**Task brief:** For the data below, report the number of lines that contain the string "regulations" and nothing else.

[Excerpt from a dataset]
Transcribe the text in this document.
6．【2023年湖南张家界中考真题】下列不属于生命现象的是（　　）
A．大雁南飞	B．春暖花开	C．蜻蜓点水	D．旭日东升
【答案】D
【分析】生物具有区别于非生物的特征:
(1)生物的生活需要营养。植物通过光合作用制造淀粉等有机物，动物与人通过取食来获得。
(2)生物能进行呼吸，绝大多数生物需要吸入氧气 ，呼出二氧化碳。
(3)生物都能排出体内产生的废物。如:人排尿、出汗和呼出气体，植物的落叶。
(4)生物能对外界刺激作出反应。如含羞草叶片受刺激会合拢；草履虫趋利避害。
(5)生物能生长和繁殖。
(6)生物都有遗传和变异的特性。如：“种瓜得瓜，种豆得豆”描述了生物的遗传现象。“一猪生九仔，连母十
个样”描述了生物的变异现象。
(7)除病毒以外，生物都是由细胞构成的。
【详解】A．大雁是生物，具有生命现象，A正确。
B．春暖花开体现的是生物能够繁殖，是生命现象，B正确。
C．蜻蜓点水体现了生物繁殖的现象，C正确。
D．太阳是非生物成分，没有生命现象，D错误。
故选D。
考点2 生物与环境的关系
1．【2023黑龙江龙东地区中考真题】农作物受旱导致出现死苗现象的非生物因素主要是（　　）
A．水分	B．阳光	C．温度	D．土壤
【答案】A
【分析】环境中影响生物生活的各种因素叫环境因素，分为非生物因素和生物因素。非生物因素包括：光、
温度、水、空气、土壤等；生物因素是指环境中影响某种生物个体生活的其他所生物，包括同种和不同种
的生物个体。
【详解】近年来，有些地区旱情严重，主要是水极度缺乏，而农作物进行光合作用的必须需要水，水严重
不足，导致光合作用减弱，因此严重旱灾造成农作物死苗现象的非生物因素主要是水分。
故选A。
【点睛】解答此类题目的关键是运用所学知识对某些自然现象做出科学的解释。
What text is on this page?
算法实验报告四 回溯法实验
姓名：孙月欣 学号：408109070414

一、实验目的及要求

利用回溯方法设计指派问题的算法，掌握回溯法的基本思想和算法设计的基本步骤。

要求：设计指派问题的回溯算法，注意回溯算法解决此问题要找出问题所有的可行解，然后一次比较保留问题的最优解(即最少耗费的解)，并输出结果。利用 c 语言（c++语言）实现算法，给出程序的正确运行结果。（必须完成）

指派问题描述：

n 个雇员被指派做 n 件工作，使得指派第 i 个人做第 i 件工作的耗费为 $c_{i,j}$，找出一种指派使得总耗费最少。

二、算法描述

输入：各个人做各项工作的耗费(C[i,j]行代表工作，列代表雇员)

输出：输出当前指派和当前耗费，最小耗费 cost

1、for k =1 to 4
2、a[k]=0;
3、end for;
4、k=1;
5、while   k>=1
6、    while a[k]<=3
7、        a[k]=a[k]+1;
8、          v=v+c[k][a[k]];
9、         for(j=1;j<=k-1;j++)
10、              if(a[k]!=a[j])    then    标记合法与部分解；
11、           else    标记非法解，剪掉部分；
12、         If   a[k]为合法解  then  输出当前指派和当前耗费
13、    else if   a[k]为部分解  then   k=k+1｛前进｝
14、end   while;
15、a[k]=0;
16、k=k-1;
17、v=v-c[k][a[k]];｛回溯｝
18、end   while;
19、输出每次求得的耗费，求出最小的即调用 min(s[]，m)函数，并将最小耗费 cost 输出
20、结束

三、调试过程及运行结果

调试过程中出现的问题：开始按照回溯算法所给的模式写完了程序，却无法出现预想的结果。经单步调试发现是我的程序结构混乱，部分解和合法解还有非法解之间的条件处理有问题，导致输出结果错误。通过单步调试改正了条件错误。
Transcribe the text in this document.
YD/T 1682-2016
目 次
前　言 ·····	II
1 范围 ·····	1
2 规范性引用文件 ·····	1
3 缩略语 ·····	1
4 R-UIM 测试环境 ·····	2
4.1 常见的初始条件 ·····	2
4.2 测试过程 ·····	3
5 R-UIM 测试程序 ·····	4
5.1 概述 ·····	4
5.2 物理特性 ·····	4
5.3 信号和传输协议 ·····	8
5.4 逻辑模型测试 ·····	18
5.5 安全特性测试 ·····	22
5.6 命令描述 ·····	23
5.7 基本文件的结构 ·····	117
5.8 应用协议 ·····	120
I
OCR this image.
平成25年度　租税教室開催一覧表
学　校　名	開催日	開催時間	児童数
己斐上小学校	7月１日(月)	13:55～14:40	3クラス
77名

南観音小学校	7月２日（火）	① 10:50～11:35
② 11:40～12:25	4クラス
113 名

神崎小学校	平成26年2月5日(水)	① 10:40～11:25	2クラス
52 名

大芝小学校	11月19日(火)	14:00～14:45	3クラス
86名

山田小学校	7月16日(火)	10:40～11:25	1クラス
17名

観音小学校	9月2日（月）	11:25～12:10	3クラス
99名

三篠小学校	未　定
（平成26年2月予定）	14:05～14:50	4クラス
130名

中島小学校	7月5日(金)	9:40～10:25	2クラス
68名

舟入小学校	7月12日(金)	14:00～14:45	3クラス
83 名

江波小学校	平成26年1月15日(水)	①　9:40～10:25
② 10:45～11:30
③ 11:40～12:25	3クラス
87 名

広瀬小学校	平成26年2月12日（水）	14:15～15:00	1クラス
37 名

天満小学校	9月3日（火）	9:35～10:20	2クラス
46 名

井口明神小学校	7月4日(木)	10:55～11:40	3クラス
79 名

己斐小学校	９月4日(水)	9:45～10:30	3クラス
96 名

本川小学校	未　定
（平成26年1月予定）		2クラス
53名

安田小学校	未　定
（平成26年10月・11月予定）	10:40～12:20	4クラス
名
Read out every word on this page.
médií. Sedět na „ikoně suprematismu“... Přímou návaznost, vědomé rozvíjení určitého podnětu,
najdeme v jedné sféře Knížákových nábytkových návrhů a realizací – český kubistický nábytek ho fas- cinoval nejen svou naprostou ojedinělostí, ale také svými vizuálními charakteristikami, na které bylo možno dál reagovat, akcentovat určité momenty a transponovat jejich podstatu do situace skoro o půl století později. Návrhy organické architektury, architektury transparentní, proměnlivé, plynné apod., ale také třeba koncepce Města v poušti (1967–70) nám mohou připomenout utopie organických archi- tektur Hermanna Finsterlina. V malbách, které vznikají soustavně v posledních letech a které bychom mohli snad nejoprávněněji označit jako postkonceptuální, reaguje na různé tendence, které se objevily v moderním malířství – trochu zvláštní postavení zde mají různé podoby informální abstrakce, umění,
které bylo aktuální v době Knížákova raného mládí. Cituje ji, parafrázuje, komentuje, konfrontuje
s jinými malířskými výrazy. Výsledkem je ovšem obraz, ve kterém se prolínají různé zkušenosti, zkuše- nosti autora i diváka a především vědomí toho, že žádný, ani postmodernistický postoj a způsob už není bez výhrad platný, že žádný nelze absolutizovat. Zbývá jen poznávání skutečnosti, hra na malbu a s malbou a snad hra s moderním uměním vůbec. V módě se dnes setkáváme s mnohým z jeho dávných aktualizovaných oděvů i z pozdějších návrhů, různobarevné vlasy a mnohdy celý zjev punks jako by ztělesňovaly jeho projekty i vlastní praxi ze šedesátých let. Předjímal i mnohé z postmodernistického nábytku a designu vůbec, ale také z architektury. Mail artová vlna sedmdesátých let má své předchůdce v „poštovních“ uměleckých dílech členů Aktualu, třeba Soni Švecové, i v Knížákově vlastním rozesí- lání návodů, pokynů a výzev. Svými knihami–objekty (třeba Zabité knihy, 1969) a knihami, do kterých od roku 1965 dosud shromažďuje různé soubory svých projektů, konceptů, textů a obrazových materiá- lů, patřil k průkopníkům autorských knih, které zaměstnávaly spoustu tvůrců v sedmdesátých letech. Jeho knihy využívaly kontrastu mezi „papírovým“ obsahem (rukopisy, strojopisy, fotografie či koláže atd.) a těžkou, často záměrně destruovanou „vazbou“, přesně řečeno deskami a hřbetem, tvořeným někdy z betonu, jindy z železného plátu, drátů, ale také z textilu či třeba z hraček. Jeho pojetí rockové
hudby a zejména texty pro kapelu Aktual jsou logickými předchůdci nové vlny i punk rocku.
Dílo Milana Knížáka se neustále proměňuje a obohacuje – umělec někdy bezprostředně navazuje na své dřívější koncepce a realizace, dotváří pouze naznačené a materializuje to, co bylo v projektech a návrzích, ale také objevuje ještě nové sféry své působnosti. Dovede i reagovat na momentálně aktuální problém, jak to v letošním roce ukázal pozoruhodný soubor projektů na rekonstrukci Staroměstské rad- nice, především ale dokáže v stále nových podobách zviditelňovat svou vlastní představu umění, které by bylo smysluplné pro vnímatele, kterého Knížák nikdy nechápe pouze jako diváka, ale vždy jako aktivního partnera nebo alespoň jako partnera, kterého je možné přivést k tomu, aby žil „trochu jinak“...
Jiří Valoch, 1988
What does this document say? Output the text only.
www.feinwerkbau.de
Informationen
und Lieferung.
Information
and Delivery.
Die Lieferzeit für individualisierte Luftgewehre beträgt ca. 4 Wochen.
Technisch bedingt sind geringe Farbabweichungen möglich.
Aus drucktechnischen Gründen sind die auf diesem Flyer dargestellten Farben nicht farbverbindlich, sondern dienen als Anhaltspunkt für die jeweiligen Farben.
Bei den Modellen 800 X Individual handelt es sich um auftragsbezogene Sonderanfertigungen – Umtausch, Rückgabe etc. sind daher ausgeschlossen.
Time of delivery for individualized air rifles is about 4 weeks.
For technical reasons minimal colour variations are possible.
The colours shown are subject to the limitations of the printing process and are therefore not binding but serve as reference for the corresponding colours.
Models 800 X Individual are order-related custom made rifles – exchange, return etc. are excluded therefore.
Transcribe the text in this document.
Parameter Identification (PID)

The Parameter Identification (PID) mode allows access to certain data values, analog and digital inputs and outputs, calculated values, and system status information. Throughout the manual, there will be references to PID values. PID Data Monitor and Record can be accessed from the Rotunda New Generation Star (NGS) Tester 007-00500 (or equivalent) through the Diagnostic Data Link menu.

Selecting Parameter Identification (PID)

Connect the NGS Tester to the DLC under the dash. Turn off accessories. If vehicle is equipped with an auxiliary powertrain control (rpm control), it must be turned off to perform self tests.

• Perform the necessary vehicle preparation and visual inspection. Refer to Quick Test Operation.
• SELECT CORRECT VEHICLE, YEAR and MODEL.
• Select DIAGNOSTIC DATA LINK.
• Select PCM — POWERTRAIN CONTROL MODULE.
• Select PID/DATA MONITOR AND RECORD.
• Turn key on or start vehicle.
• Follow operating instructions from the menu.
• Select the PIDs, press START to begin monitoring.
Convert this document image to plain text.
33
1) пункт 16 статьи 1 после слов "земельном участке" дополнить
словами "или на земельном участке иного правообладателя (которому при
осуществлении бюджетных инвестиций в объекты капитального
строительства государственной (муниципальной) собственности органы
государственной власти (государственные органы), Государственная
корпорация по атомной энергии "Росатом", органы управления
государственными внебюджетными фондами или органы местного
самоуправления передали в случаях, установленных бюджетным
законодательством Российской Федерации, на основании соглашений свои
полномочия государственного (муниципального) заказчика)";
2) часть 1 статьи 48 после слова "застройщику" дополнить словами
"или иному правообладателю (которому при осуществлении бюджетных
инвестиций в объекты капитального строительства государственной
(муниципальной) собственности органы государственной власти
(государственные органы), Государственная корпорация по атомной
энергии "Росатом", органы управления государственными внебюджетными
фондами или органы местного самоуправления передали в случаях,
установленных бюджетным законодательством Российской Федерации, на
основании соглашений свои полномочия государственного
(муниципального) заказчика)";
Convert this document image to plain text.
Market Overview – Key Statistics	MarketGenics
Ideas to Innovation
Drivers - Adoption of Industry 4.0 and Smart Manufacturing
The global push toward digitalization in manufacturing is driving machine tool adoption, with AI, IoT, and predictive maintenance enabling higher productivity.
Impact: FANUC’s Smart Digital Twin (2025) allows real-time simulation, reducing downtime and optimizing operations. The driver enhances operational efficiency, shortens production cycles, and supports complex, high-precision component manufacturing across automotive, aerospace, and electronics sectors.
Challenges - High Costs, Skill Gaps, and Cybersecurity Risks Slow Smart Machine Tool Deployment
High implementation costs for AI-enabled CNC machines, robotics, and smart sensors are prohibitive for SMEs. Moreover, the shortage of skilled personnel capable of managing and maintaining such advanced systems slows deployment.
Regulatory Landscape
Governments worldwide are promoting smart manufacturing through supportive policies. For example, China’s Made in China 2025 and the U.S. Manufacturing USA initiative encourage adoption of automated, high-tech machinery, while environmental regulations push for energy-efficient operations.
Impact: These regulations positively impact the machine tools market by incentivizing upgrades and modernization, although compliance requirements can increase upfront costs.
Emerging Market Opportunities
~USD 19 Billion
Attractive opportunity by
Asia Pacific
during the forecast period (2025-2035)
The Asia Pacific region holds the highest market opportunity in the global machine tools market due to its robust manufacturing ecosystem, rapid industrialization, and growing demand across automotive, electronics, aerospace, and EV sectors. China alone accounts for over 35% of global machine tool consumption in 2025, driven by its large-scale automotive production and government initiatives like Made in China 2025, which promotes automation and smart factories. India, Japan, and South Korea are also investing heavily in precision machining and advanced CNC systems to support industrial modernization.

**Answer for the task:** 2